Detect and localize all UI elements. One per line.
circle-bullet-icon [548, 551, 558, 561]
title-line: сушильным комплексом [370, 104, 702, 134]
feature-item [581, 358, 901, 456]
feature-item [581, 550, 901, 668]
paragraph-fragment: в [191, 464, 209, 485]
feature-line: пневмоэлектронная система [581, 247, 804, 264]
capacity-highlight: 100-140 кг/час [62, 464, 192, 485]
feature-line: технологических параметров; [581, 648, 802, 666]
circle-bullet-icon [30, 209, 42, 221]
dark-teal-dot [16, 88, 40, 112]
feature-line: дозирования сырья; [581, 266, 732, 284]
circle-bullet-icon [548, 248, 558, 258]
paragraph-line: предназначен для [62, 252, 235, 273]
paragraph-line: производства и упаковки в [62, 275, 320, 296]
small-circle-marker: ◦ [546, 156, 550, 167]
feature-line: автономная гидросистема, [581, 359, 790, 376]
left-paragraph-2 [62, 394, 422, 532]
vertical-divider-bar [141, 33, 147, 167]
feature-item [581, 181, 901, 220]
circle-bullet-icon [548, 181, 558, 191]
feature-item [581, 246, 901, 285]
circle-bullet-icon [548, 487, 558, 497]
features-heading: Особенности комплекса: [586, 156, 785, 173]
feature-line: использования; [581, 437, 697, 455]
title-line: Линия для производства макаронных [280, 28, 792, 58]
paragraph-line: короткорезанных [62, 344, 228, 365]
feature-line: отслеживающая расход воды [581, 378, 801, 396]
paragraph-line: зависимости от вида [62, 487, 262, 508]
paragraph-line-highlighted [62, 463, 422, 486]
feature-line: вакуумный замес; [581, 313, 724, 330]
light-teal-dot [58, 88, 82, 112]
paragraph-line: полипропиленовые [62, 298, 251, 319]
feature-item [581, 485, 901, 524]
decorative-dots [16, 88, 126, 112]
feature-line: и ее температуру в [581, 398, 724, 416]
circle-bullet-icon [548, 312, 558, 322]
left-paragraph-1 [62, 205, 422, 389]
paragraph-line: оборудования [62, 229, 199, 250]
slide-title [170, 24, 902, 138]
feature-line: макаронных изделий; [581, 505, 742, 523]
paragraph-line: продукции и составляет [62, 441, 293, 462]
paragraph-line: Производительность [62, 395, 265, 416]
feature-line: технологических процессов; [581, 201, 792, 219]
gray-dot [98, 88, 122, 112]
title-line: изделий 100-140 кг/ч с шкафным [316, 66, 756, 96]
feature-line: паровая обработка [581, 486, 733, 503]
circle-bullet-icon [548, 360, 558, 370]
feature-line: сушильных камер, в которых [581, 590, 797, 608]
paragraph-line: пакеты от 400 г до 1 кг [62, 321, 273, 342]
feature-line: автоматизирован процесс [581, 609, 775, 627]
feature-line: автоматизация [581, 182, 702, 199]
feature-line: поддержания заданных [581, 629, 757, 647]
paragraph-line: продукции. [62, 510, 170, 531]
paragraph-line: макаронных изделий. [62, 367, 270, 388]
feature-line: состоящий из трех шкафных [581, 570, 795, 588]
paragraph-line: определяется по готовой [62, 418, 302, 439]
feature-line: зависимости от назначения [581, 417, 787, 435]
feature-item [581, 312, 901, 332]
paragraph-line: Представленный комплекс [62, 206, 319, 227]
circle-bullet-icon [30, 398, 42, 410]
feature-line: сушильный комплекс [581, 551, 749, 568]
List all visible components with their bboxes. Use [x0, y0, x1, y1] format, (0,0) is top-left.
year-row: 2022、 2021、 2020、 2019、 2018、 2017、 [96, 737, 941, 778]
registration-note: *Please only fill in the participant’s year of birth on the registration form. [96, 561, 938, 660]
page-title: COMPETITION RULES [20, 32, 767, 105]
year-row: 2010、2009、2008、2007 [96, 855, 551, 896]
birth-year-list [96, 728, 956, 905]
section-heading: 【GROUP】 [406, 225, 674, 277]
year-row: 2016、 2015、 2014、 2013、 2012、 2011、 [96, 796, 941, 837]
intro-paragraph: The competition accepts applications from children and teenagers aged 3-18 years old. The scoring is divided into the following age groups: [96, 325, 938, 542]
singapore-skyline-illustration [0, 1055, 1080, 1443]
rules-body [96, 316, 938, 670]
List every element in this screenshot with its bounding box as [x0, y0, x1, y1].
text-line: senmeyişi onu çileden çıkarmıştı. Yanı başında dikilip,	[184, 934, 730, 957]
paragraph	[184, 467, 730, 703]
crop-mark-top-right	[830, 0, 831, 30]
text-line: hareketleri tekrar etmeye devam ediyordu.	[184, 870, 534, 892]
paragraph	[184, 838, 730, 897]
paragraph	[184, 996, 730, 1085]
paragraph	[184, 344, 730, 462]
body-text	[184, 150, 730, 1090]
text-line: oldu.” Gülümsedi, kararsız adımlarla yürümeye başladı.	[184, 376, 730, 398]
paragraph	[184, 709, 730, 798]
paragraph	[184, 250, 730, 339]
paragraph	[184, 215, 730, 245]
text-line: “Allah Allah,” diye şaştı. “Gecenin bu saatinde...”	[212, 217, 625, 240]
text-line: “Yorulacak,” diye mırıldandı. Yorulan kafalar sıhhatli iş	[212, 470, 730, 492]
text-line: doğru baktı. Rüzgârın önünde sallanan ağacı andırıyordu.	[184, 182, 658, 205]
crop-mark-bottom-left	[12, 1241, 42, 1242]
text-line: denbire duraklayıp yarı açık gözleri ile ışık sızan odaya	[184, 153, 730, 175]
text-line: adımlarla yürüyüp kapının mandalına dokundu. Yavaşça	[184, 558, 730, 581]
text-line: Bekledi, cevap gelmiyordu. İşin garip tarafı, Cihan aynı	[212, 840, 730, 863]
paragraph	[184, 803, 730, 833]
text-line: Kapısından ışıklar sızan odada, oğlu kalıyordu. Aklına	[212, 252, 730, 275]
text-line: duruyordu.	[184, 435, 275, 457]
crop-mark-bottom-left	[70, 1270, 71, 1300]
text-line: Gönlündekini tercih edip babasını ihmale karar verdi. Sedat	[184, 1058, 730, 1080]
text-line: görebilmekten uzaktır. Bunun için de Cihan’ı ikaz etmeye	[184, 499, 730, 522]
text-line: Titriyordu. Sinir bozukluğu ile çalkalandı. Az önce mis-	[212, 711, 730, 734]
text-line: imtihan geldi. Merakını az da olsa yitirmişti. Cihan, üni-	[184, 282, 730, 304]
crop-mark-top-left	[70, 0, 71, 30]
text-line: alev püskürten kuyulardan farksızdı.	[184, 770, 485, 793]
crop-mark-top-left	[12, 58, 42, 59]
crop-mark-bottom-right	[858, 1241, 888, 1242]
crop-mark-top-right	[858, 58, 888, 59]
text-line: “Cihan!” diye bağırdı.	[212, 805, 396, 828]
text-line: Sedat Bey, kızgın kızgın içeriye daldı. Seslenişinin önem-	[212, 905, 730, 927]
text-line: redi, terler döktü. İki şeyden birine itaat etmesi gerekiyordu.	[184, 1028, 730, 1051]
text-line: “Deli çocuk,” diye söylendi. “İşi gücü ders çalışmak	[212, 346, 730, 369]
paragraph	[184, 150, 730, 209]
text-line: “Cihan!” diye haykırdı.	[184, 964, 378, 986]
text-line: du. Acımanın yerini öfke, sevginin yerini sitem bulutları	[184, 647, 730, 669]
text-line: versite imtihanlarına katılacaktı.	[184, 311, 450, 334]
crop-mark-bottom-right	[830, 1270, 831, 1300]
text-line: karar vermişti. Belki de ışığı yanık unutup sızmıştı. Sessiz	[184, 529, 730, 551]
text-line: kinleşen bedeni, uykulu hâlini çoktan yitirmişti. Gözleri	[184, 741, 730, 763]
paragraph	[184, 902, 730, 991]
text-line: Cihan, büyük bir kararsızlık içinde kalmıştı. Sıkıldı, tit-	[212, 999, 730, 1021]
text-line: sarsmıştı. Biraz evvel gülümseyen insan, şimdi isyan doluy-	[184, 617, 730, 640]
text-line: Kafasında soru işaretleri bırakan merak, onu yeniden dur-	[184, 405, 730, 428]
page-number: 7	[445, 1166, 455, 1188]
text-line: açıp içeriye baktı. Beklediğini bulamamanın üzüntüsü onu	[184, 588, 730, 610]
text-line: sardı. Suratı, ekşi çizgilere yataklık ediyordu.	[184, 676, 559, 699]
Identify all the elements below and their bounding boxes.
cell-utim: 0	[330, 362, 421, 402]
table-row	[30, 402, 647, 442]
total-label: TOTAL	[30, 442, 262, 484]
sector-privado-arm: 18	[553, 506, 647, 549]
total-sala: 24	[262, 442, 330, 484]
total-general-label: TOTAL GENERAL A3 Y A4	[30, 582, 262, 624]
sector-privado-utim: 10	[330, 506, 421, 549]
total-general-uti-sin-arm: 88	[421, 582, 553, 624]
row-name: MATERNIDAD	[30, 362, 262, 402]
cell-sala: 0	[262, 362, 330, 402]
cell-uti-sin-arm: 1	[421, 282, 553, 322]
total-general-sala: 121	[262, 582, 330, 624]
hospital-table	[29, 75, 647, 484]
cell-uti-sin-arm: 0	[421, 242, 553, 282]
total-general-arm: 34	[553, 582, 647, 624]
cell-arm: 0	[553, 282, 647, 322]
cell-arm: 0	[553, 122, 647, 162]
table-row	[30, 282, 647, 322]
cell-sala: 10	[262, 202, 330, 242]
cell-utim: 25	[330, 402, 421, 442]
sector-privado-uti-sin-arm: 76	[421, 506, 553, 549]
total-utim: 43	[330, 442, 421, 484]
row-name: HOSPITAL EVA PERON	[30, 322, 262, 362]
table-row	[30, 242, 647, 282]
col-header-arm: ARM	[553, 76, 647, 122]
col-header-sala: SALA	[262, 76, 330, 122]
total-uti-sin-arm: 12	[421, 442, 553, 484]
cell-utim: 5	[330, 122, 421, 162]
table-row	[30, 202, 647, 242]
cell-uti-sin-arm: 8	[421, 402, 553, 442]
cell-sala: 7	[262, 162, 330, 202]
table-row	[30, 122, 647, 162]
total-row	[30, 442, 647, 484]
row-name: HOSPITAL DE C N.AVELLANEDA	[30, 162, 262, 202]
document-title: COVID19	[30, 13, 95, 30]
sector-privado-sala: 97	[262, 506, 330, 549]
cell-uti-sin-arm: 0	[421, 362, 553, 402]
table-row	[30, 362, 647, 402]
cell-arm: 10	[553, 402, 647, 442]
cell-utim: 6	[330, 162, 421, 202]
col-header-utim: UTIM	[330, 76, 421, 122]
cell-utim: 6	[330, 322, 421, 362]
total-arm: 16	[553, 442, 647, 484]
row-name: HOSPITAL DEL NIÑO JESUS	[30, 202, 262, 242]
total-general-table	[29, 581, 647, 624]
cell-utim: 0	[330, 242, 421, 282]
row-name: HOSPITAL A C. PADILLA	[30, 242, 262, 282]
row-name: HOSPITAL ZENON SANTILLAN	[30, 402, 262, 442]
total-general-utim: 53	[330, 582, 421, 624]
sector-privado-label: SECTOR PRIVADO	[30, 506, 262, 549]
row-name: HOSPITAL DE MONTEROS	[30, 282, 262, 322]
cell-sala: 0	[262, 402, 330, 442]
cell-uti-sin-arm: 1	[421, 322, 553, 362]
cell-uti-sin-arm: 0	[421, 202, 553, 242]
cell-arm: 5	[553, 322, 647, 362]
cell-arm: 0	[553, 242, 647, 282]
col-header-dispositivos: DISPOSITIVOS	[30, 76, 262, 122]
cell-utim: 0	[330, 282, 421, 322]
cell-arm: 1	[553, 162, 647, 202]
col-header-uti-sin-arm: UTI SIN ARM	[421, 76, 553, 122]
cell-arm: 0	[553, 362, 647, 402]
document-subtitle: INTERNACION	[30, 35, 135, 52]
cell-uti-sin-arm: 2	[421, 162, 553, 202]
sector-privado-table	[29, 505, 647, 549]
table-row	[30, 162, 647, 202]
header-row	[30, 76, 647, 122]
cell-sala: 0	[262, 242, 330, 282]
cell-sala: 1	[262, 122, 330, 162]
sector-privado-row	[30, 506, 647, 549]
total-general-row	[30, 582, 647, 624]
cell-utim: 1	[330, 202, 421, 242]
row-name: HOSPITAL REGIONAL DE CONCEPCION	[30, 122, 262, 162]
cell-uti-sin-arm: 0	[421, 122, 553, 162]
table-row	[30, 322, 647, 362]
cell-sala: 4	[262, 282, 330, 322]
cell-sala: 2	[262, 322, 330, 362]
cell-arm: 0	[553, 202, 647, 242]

+ + + +

■ Task directions ■
Can you copy out the stretch of the data from its very first line through the line containing "paragraph-line: предназначен для", with every character unchanged?

■ Result of this exercise ■
Detect and localize all UI elements. One per line.
circle-bullet-icon [548, 551, 558, 561]
title-line: сушильным комплексом [370, 104, 702, 134]
feature-item [581, 358, 901, 456]
feature-item [581, 550, 901, 668]
paragraph-fragment: в [191, 464, 209, 485]
feature-line: пневмоэлектронная система [581, 247, 804, 264]
capacity-highlight: 100-140 кг/час [62, 464, 192, 485]
feature-line: технологических параметров; [581, 648, 802, 666]
circle-bullet-icon [30, 209, 42, 221]
dark-teal-dot [16, 88, 40, 112]
feature-line: дозирования сырья; [581, 266, 732, 284]
circle-bullet-icon [548, 248, 558, 258]
paragraph-line: предназначен для [62, 252, 235, 273]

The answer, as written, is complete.